"""
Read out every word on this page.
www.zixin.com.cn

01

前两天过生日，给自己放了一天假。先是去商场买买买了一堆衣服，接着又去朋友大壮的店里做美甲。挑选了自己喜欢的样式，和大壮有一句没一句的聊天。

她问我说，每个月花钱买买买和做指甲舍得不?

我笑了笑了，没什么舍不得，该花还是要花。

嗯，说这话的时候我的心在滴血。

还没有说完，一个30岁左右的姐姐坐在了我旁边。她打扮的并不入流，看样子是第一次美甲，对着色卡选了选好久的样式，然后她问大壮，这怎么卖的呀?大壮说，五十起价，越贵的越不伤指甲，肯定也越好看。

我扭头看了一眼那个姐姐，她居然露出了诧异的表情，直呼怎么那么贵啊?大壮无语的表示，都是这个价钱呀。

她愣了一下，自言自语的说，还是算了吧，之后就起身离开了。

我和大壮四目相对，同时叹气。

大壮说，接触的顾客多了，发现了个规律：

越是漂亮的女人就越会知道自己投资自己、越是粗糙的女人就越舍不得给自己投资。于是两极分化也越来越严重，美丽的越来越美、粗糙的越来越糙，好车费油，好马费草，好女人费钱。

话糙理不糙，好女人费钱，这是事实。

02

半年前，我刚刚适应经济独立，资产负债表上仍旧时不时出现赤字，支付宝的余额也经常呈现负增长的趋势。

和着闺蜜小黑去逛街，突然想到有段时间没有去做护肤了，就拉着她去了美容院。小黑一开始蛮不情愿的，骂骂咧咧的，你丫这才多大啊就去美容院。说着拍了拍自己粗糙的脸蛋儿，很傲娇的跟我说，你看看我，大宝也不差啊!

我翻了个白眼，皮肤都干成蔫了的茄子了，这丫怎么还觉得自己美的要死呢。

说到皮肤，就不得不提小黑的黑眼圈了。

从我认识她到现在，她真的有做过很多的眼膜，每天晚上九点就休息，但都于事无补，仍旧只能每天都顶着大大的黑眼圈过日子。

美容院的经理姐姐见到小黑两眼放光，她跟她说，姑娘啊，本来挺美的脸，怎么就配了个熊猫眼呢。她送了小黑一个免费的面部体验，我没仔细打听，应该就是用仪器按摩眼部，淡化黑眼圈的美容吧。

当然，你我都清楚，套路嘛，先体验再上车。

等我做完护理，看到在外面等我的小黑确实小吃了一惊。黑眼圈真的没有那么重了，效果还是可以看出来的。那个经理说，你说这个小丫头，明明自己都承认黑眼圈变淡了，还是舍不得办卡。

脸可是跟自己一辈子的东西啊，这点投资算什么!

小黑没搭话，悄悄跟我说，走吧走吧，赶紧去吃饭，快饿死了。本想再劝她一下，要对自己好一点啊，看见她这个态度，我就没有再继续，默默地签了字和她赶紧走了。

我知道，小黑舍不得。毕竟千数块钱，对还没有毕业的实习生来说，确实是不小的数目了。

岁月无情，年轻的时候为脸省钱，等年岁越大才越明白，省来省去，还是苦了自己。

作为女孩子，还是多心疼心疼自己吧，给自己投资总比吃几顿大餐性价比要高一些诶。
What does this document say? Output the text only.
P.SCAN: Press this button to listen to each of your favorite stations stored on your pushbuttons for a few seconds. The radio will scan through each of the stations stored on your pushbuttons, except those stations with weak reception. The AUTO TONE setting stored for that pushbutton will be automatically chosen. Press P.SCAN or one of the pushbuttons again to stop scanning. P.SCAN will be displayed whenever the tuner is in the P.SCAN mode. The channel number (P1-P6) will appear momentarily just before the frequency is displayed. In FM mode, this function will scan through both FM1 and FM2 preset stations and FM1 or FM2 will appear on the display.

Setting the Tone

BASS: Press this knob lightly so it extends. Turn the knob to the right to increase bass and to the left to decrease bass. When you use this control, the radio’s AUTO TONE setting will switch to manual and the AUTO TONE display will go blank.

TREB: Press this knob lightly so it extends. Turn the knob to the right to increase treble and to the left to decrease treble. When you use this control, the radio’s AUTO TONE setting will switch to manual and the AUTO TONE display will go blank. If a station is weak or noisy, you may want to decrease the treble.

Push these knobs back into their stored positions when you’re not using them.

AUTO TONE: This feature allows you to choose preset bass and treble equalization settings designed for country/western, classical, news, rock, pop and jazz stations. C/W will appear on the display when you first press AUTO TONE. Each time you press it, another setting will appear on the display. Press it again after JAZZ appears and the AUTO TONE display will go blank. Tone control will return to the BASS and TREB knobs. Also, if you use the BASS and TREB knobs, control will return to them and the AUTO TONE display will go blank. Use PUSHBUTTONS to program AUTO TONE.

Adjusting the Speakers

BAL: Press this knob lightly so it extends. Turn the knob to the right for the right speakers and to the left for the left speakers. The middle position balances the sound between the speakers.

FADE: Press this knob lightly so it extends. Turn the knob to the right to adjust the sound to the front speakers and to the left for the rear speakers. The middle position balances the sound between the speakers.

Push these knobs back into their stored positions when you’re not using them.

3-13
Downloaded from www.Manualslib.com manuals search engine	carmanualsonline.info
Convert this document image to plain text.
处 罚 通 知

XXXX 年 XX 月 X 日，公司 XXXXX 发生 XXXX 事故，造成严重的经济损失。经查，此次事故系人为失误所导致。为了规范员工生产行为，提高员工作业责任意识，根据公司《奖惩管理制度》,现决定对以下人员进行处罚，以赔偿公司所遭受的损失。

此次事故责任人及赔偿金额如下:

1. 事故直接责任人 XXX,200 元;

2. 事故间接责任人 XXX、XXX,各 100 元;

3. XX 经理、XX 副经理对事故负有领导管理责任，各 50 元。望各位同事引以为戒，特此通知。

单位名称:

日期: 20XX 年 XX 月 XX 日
"""
## WHAT IS EXPECTED
Reproduce all the records precisely.

## EXERCISE RESULT
Read out every word on this page.
www.zixin.com.cn

01

前两天过生日，给自己放了一天假。先是去商场买买买了一堆衣服，接着又去朋友大壮的店里做美甲。挑选了自己喜欢的样式，和大壮有一句没一句的聊天。

她问我说，每个月花钱买买买和做指甲舍得不?

我笑了笑了，没什么舍不得，该花还是要花。

嗯，说这话的时候我的心在滴血。

还没有说完，一个30岁左右的姐姐坐在了我旁边。她打扮的并不入流，看样子是第一次美甲，对着色卡选了选好久的样式，然后她问大壮，这怎么卖的呀?大壮说，五十起价，越贵的越不伤指甲，肯定也越好看。

我扭头看了一眼那个姐姐，她居然露出了诧异的表情，直呼怎么那么贵啊?大壮无语的表示，都是这个价钱呀。

她愣了一下，自言自语的说，还是算了吧，之后就起身离开了。

我和大壮四目相对，同时叹气。

大壮说，接触的顾客多了，发现了个规律：

越是漂亮的女人就越会知道自己投资自己、越是粗糙的女人就越舍不得给自己投资。于是两极分化也越来越严重，美丽的越来越美、粗糙的越来越糙，好车费油，好马费草，好女人费钱。

话糙理不糙，好女人费钱，这是事实。

02

半年前，我刚刚适应经济独立，资产负债表上仍旧时不时出现赤字，支付宝的余额也经常呈现负增长的趋势。

和着闺蜜小黑去逛街，突然想到有段时间没有去做护肤了，就拉着她去了美容院。小黑一开始蛮不情愿的，骂骂咧咧的，你丫这才多大啊就去美容院。说着拍了拍自己粗糙的脸蛋儿，很傲娇的跟我说，你看看我，大宝也不差啊!

我翻了个白眼，皮肤都干成蔫了的茄子了，这丫怎么还觉得自己美的要死呢。

说到皮肤，就不得不提小黑的黑眼圈了。

从我认识她到现在，她真的有做过很多的眼膜，每天晚上九点就休息，但都于事无补，仍旧只能每天都顶着大大的黑眼圈过日子。

美容院的经理姐姐见到小黑两眼放光，她跟她说，姑娘啊，本来挺美的脸，怎么就配了个熊猫眼呢。她送了小黑一个免费的面部体验，我没仔细打听，应该就是用仪器按摩眼部，淡化黑眼圈的美容吧。

当然，你我都清楚，套路嘛，先体验再上车。

等我做完护理，看到在外面等我的小黑确实小吃了一惊。黑眼圈真的没有那么重了，效果还是可以看出来的。那个经理说，你说这个小丫头，明明自己都承认黑眼圈变淡了，还是舍不得办卡。

脸可是跟自己一辈子的东西啊，这点投资算什么!

小黑没搭话，悄悄跟我说，走吧走吧，赶紧去吃饭，快饿死了。本想再劝她一下，要对自己好一点啊，看见她这个态度，我就没有再继续，默默地签了字和她赶紧走了。

我知道，小黑舍不得。毕竟千数块钱，对还没有毕业的实习生来说，确实是不小的数目了。

岁月无情，年轻的时候为脸省钱，等年岁越大才越明白，省来省去，还是苦了自己。

作为女孩子，还是多心疼心疼自己吧，给自己投资总比吃几顿大餐性价比要高一些诶。
What does this document say? Output the text only.
P.SCAN: Press this button to listen to each of your favorite stations stored on your pushbuttons for a few seconds. The radio will scan through each of the stations stored on your pushbuttons, except those stations with weak reception. The AUTO TONE setting stored for that pushbutton will be automatically chosen. Press P.SCAN or one of the pushbuttons again to stop scanning. P.SCAN will be displayed whenever the tuner is in the P.SCAN mode. The channel number (P1-P6) will appear momentarily just before the frequency is displayed. In FM mode, this function will scan through both FM1 and FM2 preset stations and FM1 or FM2 will appear on the display.

Setting the Tone

BASS: Press this knob lightly so it extends. Turn the knob to the right to increase bass and to the left to decrease bass. When you use this control, the radio’s AUTO TONE setting will switch to manual and the AUTO TONE display will go blank.

TREB: Press this knob lightly so it extends. Turn the knob to the right to increase treble and to the left to decrease treble. When you use this control, the radio’s AUTO TONE setting will switch to manual and the AUTO TONE display will go blank. If a station is weak or noisy, you may want to decrease the treble.

Push these knobs back into their stored positions when you’re not using them.

AUTO TONE: This feature allows you to choose preset bass and treble equalization settings designed for country/western, classical, news, rock, pop and jazz stations. C/W will appear on the display when you first press AUTO TONE. Each time you press it, another setting will appear on the display. Press it again after JAZZ appears and the AUTO TONE display will go blank. Tone control will return to the BASS and TREB knobs. Also, if you use the BASS and TREB knobs, control will return to them and the AUTO TONE display will go blank. Use PUSHBUTTONS to program AUTO TONE.

Adjusting the Speakers

BAL: Press this knob lightly so it extends. Turn the knob to the right for the right speakers and to the left for the left speakers. The middle position balances the sound between the speakers.

FADE: Press this knob lightly so it extends. Turn the knob to the right to adjust the sound to the front speakers and to the left for the rear speakers. The middle position balances the sound between the speakers.

Push these knobs back into their stored positions when you’re not using them.

3-13
Downloaded from www.Manualslib.com manuals search engine	carmanualsonline.info
Convert this document image to plain text.
处 罚 通 知

XXXX 年 XX 月 X 日，公司 XXXXX 发生 XXXX 事故，造成严重的经济损失。经查，此次事故系人为失误所导致。为了规范员工生产行为，提高员工作业责任意识，根据公司《奖惩管理制度》,现决定对以下人员进行处罚，以赔偿公司所遭受的损失。

此次事故责任人及赔偿金额如下:

1. 事故直接责任人 XXX,200 元;

2. 事故间接责任人 XXX、XXX,各 100 元;

3. XX 经理、XX 副经理对事故负有领导管理责任，各 50 元。望各位同事引以为戒，特此通知。

单位名称:

日期: 20XX 年 XX 月 XX 日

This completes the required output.